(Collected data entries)
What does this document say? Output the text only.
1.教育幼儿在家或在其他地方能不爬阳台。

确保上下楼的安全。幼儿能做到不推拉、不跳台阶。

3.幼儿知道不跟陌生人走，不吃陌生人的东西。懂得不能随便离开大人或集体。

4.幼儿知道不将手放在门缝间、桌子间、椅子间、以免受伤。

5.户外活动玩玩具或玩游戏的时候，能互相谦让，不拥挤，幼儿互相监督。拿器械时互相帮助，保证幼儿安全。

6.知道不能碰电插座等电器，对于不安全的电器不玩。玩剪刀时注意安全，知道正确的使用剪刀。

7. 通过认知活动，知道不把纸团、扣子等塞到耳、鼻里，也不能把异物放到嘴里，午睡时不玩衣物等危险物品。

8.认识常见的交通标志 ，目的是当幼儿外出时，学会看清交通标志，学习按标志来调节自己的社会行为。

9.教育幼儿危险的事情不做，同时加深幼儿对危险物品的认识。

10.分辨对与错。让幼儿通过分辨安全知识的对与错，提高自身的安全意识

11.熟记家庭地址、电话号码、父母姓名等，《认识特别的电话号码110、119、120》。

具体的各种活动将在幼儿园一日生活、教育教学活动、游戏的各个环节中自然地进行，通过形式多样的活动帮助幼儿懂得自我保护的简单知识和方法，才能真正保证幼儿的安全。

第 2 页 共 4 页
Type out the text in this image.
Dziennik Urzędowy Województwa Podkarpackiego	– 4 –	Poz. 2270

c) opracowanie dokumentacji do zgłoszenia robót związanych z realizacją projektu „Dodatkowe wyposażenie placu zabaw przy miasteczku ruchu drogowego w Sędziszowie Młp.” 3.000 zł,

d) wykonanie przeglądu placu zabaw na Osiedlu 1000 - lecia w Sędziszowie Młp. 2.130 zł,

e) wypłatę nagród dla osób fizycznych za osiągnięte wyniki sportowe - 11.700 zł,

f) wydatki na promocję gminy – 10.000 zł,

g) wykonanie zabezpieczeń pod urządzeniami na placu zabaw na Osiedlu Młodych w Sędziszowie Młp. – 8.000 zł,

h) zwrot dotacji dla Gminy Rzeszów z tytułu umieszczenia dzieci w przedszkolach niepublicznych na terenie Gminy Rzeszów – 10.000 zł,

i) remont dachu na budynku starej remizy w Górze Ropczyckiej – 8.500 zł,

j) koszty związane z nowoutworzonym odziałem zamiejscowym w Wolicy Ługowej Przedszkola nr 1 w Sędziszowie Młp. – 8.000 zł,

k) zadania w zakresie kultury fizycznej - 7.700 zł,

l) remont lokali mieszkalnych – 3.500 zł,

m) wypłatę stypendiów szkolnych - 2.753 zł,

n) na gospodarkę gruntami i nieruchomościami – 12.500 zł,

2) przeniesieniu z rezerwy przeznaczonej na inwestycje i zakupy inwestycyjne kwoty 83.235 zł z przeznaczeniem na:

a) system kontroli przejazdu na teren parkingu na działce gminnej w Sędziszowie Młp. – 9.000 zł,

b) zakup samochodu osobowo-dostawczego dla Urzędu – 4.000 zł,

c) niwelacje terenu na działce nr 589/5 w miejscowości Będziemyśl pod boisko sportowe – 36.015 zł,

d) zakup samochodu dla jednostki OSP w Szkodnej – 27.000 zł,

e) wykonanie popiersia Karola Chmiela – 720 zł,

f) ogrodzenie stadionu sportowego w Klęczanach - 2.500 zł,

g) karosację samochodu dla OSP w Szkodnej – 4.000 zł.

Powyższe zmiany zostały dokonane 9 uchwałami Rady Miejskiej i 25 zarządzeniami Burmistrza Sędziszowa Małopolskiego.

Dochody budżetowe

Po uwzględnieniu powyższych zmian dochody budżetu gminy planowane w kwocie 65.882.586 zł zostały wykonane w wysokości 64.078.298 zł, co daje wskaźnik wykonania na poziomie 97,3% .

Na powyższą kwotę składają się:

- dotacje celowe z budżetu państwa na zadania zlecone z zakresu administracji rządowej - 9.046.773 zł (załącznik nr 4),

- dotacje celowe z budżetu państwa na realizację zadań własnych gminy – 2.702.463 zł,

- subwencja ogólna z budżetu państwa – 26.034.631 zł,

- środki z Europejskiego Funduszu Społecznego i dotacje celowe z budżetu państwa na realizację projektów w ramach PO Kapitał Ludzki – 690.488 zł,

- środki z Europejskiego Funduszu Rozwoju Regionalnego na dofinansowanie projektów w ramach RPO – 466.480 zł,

Your instructions -> Report every line containing the word "zostały" from the listing above.

Result below ->
Powyższe zmiany zostały dokonane 9 uchwałami Rady Miejskiej i 25 zarządzeniami Burmistrza Sędziszowa Małopolskiego.
Po uwzględnieniu powyższych zmian dochody budżetu gminy planowane w kwocie 65.882.586 zł zostały wykonane w wysokości 64.078.298 zł, co daje wskaźnik wykonania na poziomie 97,3% .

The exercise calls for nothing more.